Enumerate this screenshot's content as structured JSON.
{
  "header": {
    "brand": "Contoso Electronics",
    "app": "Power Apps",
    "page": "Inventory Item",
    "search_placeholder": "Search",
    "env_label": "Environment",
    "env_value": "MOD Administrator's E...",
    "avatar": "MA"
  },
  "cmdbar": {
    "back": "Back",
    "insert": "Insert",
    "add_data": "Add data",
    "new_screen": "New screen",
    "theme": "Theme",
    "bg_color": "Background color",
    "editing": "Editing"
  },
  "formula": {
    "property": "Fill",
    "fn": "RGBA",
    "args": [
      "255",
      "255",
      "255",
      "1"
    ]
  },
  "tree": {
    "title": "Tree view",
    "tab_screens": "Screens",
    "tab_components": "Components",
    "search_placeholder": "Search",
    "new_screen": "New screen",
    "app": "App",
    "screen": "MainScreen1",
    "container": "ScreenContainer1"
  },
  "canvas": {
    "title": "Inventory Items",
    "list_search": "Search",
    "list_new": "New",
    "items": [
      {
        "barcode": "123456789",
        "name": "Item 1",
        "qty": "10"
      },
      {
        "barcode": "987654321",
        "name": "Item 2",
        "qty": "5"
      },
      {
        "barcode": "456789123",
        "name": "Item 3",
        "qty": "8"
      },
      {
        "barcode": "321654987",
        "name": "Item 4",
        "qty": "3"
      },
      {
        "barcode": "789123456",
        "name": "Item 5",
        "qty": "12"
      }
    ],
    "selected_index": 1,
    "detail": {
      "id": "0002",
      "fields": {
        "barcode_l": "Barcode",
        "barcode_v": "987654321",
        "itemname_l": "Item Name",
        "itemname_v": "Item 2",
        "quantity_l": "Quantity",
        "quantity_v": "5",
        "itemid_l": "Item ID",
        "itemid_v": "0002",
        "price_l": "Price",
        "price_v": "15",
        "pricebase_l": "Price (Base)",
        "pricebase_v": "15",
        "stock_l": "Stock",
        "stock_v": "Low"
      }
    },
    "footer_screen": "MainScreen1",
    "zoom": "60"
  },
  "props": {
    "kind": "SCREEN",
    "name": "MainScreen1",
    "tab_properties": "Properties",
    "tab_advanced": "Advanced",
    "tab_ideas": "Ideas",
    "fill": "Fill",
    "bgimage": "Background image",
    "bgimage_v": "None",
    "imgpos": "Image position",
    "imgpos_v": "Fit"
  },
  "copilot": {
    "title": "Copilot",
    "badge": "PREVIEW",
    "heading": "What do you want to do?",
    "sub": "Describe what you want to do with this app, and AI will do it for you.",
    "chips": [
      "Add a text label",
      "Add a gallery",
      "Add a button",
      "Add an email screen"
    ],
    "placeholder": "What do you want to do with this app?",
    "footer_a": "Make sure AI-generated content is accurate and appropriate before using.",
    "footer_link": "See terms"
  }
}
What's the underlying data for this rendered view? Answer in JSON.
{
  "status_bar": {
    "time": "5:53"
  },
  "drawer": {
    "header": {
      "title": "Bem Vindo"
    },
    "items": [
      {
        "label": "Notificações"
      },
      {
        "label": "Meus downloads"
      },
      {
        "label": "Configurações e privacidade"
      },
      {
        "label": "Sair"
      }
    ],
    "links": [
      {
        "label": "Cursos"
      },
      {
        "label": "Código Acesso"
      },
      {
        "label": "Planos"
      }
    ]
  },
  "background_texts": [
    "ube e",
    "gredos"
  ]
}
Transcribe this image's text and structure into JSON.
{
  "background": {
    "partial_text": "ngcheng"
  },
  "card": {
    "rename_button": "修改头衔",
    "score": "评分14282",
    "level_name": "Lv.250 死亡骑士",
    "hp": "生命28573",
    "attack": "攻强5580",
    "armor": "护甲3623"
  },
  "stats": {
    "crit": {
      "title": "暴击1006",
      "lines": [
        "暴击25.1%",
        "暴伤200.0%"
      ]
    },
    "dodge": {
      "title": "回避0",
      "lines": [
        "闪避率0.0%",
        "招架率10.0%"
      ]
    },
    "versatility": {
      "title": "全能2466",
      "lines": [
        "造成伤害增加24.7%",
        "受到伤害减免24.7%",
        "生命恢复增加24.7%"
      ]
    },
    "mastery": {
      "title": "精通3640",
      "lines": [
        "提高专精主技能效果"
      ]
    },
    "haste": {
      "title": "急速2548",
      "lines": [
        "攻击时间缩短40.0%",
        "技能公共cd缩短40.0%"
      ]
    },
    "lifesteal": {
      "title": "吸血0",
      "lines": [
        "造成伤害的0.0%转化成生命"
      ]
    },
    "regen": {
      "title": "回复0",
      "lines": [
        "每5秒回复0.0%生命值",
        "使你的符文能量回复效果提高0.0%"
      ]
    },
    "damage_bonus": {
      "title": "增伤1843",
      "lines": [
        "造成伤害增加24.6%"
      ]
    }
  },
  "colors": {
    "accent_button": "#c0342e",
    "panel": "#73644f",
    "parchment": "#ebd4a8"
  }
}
------------------------------------------------------------
● **WORK TO BE COMPLETED**:
The records above must be repeated exactly, every one of them.

● **RESULT OF THIS EXERCISE**:
Enumerate this screenshot's content as structured JSON.
{
  "header": {
    "brand": "Contoso Electronics",
    "app": "Power Apps",
    "page": "Inventory Item",
    "search_placeholder": "Search",
    "env_label": "Environment",
    "env_value": "MOD Administrator's E...",
    "avatar": "MA"
  },
  "cmdbar": {
    "back": "Back",
    "insert": "Insert",
    "add_data": "Add data",
    "new_screen": "New screen",
    "theme": "Theme",
    "bg_color": "Background color",
    "editing": "Editing"
  },
  "formula": {
    "property": "Fill",
    "fn": "RGBA",
    "args": [
      "255",
      "255",
      "255",
      "1"
    ]
  },
  "tree": {
    "title": "Tree view",
    "tab_screens": "Screens",
    "tab_components": "Components",
    "search_placeholder": "Search",
    "new_screen": "New screen",
    "app": "App",
    "screen": "MainScreen1",
    "container": "ScreenContainer1"
  },
  "canvas": {
    "title": "Inventory Items",
    "list_search": "Search",
    "list_new": "New",
    "items": [
      {
        "barcode": "123456789",
        "name": "Item 1",
        "qty": "10"
      },
      {
        "barcode": "987654321",
        "name": "Item 2",
        "qty": "5"
      },
      {
        "barcode": "456789123",
        "name": "Item 3",
        "qty": "8"
      },
      {
        "barcode": "321654987",
        "name": "Item 4",
        "qty": "3"
      },
      {
        "barcode": "789123456",
        "name": "Item 5",
        "qty": "12"
      }
    ],
    "selected_index": 1,
    "detail": {
      "id": "0002",
      "fields": {
        "barcode_l": "Barcode",
        "barcode_v": "987654321",
        "itemname_l": "Item Name",
        "itemname_v": "Item 2",
        "quantity_l": "Quantity",
        "quantity_v": "5",
        "itemid_l": "Item ID",
        "itemid_v": "0002",
        "price_l": "Price",
        "price_v": "15",
        "pricebase_l": "Price (Base)",
        "pricebase_v": "15",
        "stock_l": "Stock",
        "stock_v": "Low"
      }
    },
    "footer_screen": "MainScreen1",
    "zoom": "60"
  },
  "props": {
    "kind": "SCREEN",
    "name": "MainScreen1",
    "tab_properties": "Properties",
    "tab_advanced": "Advanced",
    "tab_ideas": "Ideas",
    "fill": "Fill",
    "bgimage": "Background image",
    "bgimage_v": "None",
    "imgpos": "Image position",
    "imgpos_v": "Fit"
  },
  "copilot": {
    "title": "Copilot",
    "badge": "PREVIEW",
    "heading": "What do you want to do?",
    "sub": "Describe what you want to do with this app, and AI will do it for you.",
    "chips": [
      "Add a text label",
      "Add a gallery",
      "Add a button",
      "Add an email screen"
    ],
    "placeholder": "What do you want to do with this app?",
    "footer_a": "Make sure AI-generated content is accurate and appropriate before using.",
    "footer_link": "See terms"
  }
}
What's the underlying data for this rendered view? Answer in JSON.
{
  "status_bar": {
    "time": "5:53"
  },
  "drawer": {
    "header": {
      "title": "Bem Vindo"
    },
    "items": [
      {
        "label": "Notificações"
      },
      {
        "label": "Meus downloads"
      },
      {
        "label": "Configurações e privacidade"
      },
      {
        "label": "Sair"
      }
    ],
    "links": [
      {
        "label": "Cursos"
      },
      {
        "label": "Código Acesso"
      },
      {
        "label": "Planos"
      }
    ]
  },
  "background_texts": [
    "ube e",
    "gredos"
  ]
}
Transcribe this image's text and structure into JSON.
{
  "background": {
    "partial_text": "ngcheng"
  },
  "card": {
    "rename_button": "修改头衔",
    "score": "评分14282",
    "level_name": "Lv.250 死亡骑士",
    "hp": "生命28573",
    "attack": "攻强5580",
    "armor": "护甲3623"
  },
  "stats": {
    "crit": {
      "title": "暴击1006",
      "lines": [
        "暴击25.1%",
        "暴伤200.0%"
      ]
    },
    "dodge": {
      "title": "回避0",
      "lines": [
        "闪避率0.0%",
        "招架率10.0%"
      ]
    },
    "versatility": {
      "title": "全能2466",
      "lines": [
        "造成伤害增加24.7%",
        "受到伤害减免24.7%",
        "生命恢复增加24.7%"
      ]
    },
    "mastery": {
      "title": "精通3640",
      "lines": [
        "提高专精主技能效果"
      ]
    },
    "haste": {
      "title": "急速2548",
      "lines": [
        "攻击时间缩短40.0%",
        "技能公共cd缩短40.0%"
      ]
    },
    "lifesteal": {
      "title": "吸血0",
      "lines": [
        "造成伤害的0.0%转化成生命"
      ]
    },
    "regen": {
      "title": "回复0",
      "lines": [
        "每5秒回复0.0%生命值",
        "使你的符文能量回复效果提高0.0%"
      ]
    },
    "damage_bonus": {
      "title": "增伤1843",
      "lines": [
        "造成伤害增加24.6%"
      ]
    }
  },
  "colors": {
    "accent_button": "#c0342e",
    "panel": "#73644f",
    "parchment": "#ebd4a8"
  }
}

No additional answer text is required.